### [Exercise]
What follows is a listing; give it again exactly, in its entirety.

### [Data records]
— begin —

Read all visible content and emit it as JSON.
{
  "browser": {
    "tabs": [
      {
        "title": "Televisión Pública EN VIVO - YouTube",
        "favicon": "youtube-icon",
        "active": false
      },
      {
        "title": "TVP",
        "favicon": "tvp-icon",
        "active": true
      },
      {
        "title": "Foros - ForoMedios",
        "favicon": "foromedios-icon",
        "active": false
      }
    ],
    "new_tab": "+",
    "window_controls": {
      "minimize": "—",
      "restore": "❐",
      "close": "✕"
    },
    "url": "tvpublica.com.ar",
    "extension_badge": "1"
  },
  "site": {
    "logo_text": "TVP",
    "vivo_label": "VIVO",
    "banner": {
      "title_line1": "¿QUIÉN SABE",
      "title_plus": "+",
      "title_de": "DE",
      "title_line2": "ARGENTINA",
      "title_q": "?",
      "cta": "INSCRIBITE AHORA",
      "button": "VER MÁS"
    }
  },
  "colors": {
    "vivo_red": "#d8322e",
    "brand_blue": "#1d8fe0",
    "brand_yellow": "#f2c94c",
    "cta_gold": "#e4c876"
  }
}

— end —

### [Correct output]
Read all visible content and emit it as JSON.
{
  "browser": {
    "tabs": [
      {
        "title": "Televisión Pública EN VIVO - YouTube",
        "favicon": "youtube-icon",
        "active": false
      },
      {
        "title": "TVP",
        "favicon": "tvp-icon",
        "active": true
      },
      {
        "title": "Foros - ForoMedios",
        "favicon": "foromedios-icon",
        "active": false
      }
    ],
    "new_tab": "+",
    "window_controls": {
      "minimize": "—",
      "restore": "❐",
      "close": "✕"
    },
    "url": "tvpublica.com.ar",
    "extension_badge": "1"
  },
  "site": {
    "logo_text": "TVP",
    "vivo_label": "VIVO",
    "banner": {
      "title_line1": "¿QUIÉN SABE",
      "title_plus": "+",
      "title_de": "DE",
      "title_line2": "ARGENTINA",
      "title_q": "?",
      "cta": "INSCRIBITE AHORA",
      "button": "VER MÁS"
    }
  },
  "colors": {
    "vivo_red": "#d8322e",
    "brand_blue": "#1d8fe0",
    "brand_yellow": "#f2c94c",
    "cta_gold": "#e4c876"
  }
}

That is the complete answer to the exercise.